▸ **TASK REQUIREMENTS**:
Copy everything in the data below exactly except the pictures.

▸ **Extracted records**:

Start

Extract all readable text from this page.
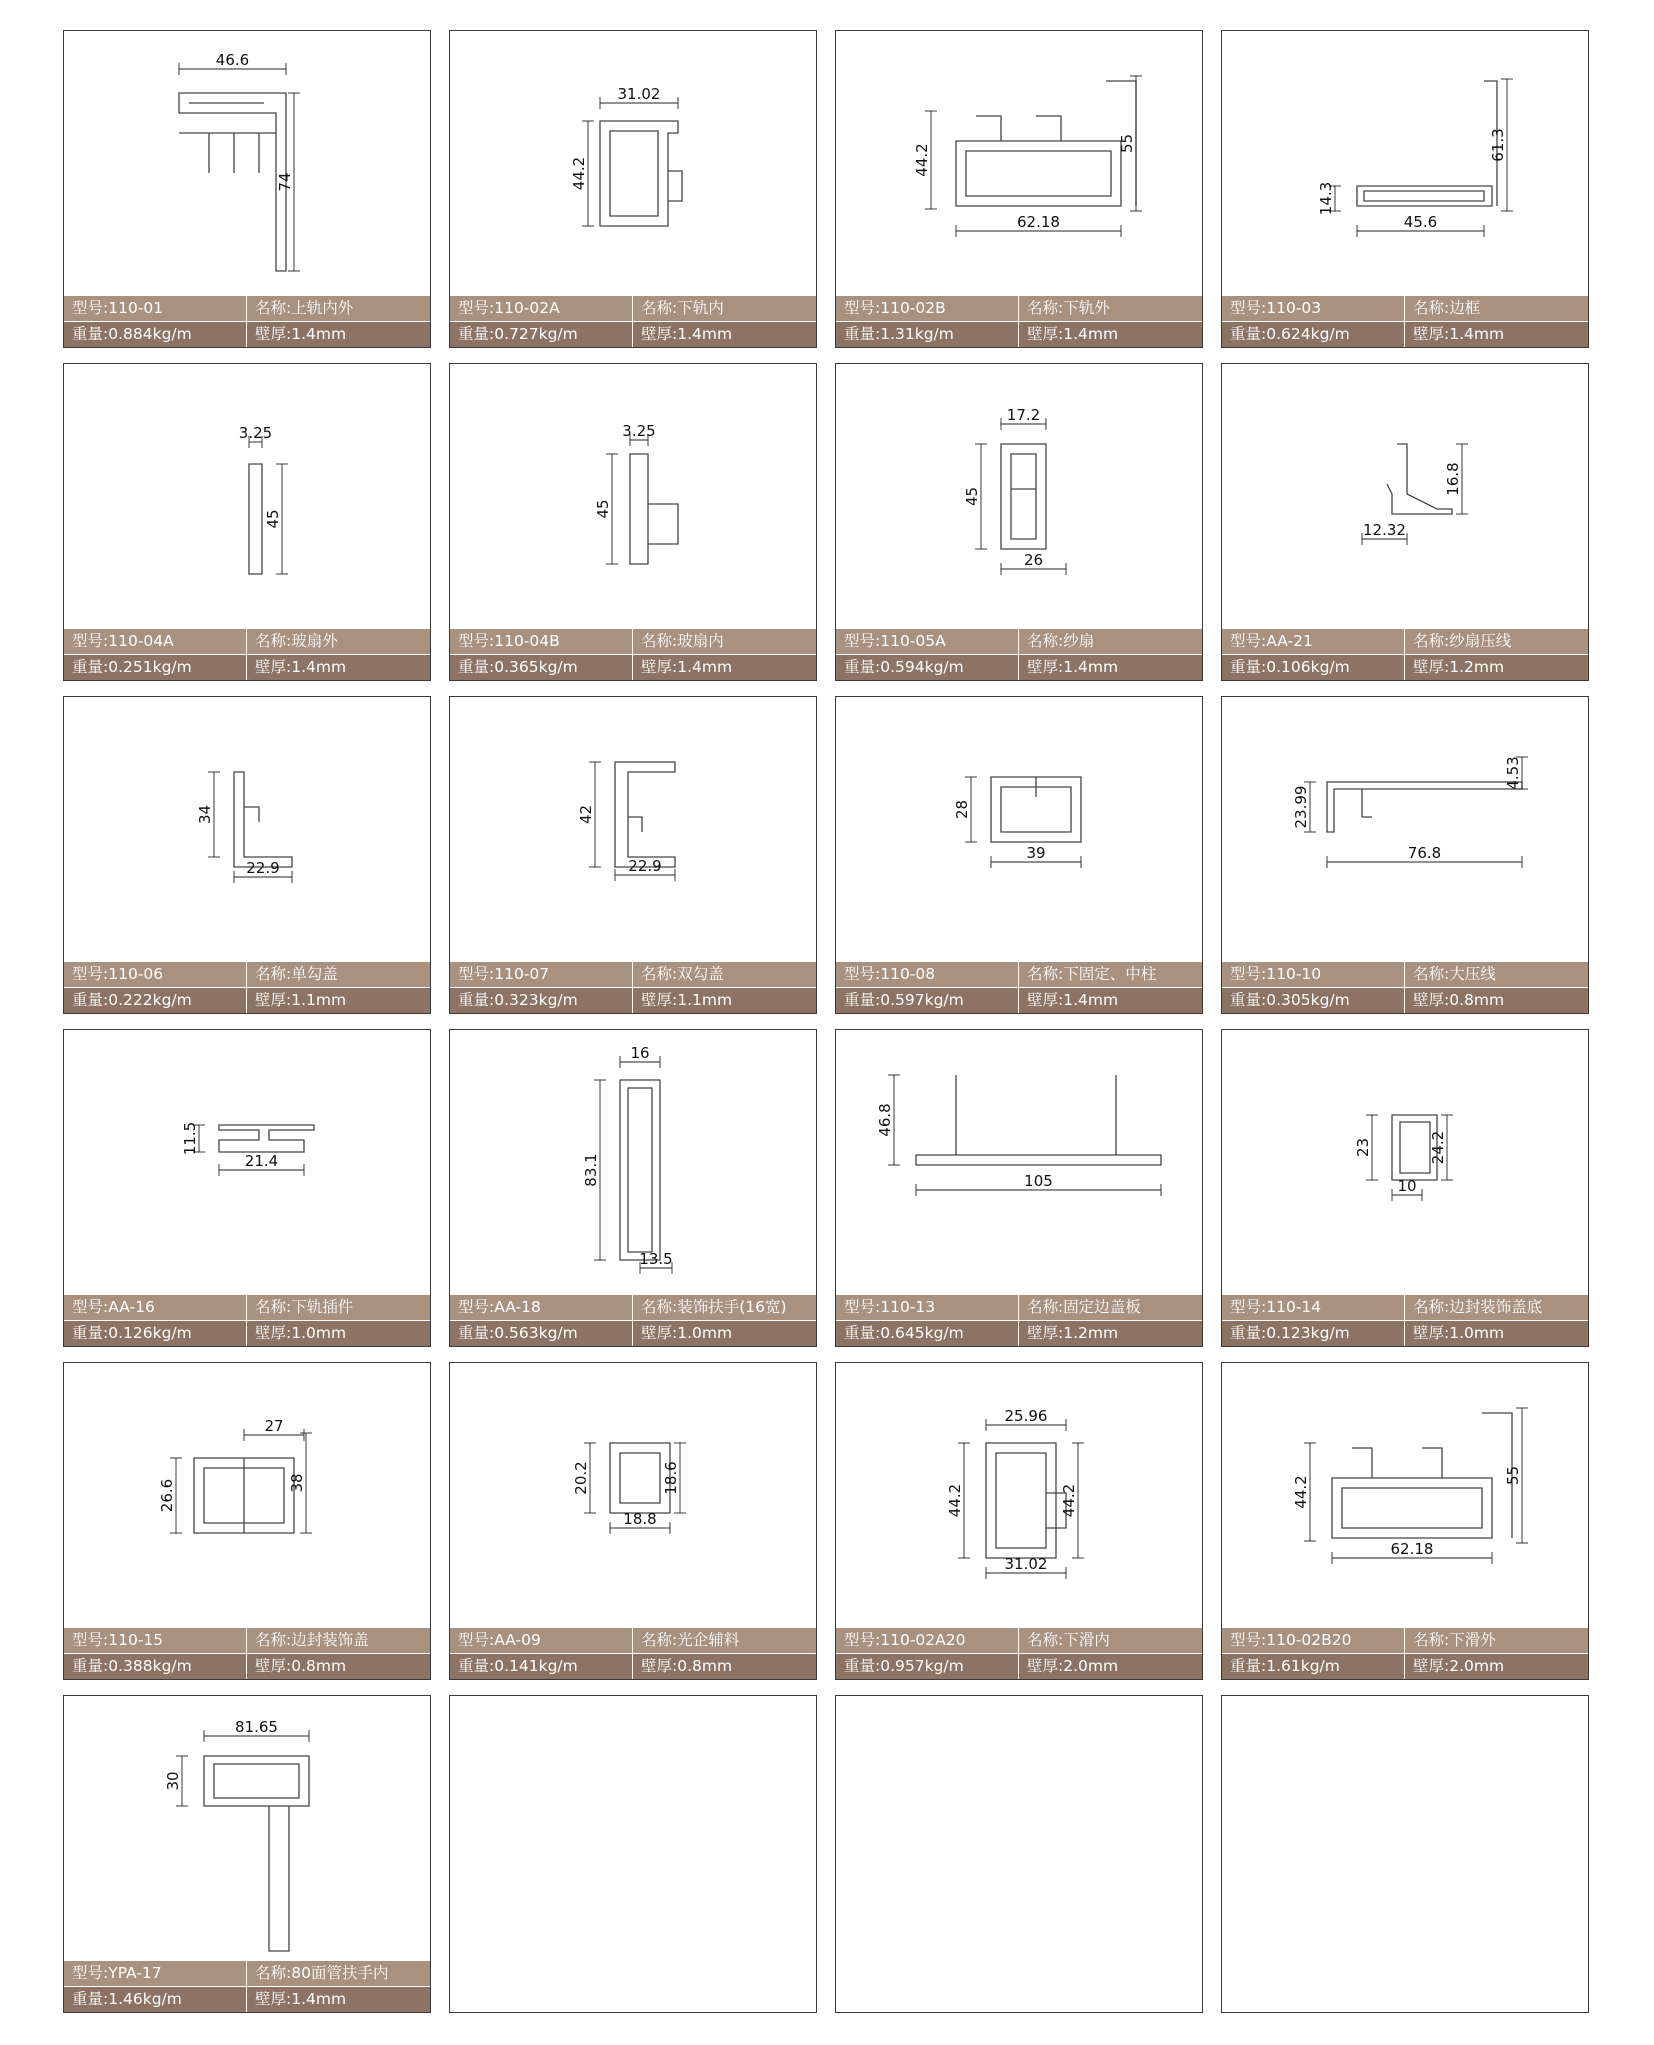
46.6
74
型号:110-01	名称:上轨内外
重量:0.884kg/m	壁厚:1.4mm
31.02
44.2
型号:110-02A	名称:下轨内
重量:0.727kg/m	壁厚:1.4mm
44.2	55
62.18
型号:110-02B	名称:下轨外
重量:1.31kg/m	壁厚:1.4mm
61.3
14.3
45.6
型号:110-03	名称:边框
重量:0.624kg/m	壁厚:1.4mm
3.25
45
型号:110-04A	名称:玻扇外
重量:0.251kg/m	壁厚:1.4mm
3.25
45
型号:110-04B	名称:玻扇内
重量:0.365kg/m	壁厚:1.4mm
17.2
45
26
型号:110-05A	名称:纱扇
重量:0.594kg/m	壁厚:1.4mm
16.8
12.32
型号:AA-21	名称:纱扇压线
重量:0.106kg/m	壁厚:1.2mm
34
22.9
型号:110-06	名称:单勾盖
重量:0.222kg/m	壁厚:1.1mm
42
22.9
型号:110-07	名称:双勾盖
重量:0.323kg/m	壁厚:1.1mm
28
39
型号:110-08	名称:下固定、中柱
重量:0.597kg/m	壁厚:1.4mm
4.53
23.99
76.8
型号:110-10	名称:大压线
重量:0.305kg/m	壁厚:0.8mm
11.5
21.4
型号:AA-16	名称:下轨插件
重量:0.126kg/m	壁厚:1.0mm
16
83.1
13.5
型号:AA-18	名称:装饰扶手(16宽)
重量:0.563kg/m	壁厚:1.0mm
46.8
105
型号:110-13	名称:固定边盖板
重量:0.645kg/m	壁厚:1.2mm
23	24.2
10
型号:110-14	名称:边封装饰盖底
重量:0.123kg/m	壁厚:1.0mm
27
26.6	38
型号:110-15	名称:边封装饰盖
重量:0.388kg/m	壁厚:0.8mm
20.2	18.6
18.8
型号:AA-09	名称:光企辅料
重量:0.141kg/m	壁厚:0.8mm
25.96
44.2	44.2
31.02
型号:110-02A20	名称:下滑内
重量:0.957kg/m	壁厚:2.0mm
44.2	55
62.18
型号:110-02B20	名称:下滑外
重量:1.61kg/m	壁厚:2.0mm
81.65
30
型号:YPA-17	名称:80面管扶手内
重量:1.46kg/m	壁厚:1.4mm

End

▸ **CORRECT OUTPUT**:
Extract all readable text from this page.
46.6
74
型号:110-01	名称:上轨内外
重量:0.884kg/m	壁厚:1.4mm
31.02
44.2
型号:110-02A	名称:下轨内
重量:0.727kg/m	壁厚:1.4mm
44.2	55
62.18
型号:110-02B	名称:下轨外
重量:1.31kg/m	壁厚:1.4mm
61.3
14.3
45.6
型号:110-03	名称:边框
重量:0.624kg/m	壁厚:1.4mm
3.25
45
型号:110-04A	名称:玻扇外
重量:0.251kg/m	壁厚:1.4mm
3.25
45
型号:110-04B	名称:玻扇内
重量:0.365kg/m	壁厚:1.4mm
17.2
45
26
型号:110-05A	名称:纱扇
重量:0.594kg/m	壁厚:1.4mm
16.8
12.32
型号:AA-21	名称:纱扇压线
重量:0.106kg/m	壁厚:1.2mm
34
22.9
型号:110-06	名称:单勾盖
重量:0.222kg/m	壁厚:1.1mm
42
22.9
型号:110-07	名称:双勾盖
重量:0.323kg/m	壁厚:1.1mm
28
39
型号:110-08	名称:下固定、中柱
重量:0.597kg/m	壁厚:1.4mm
4.53
23.99
76.8
型号:110-10	名称:大压线
重量:0.305kg/m	壁厚:0.8mm
11.5
21.4
型号:AA-16	名称:下轨插件
重量:0.126kg/m	壁厚:1.0mm
16
83.1
13.5
型号:AA-18	名称:装饰扶手(16宽)
重量:0.563kg/m	壁厚:1.0mm
46.8
105
型号:110-13	名称:固定边盖板
重量:0.645kg/m	壁厚:1.2mm
23	24.2
10
型号:110-14	名称:边封装饰盖底
重量:0.123kg/m	壁厚:1.0mm
27
26.6	38
型号:110-15	名称:边封装饰盖
重量:0.388kg/m	壁厚:0.8mm
20.2	18.6
18.8
型号:AA-09	名称:光企辅料
重量:0.141kg/m	壁厚:0.8mm
25.96
44.2	44.2
31.02
型号:110-02A20	名称:下滑内
重量:0.957kg/m	壁厚:2.0mm
44.2	55
62.18
型号:110-02B20	名称:下滑外
重量:1.61kg/m	壁厚:2.0mm
81.65
30
型号:YPA-17	名称:80面管扶手内
重量:1.46kg/m	壁厚:1.4mm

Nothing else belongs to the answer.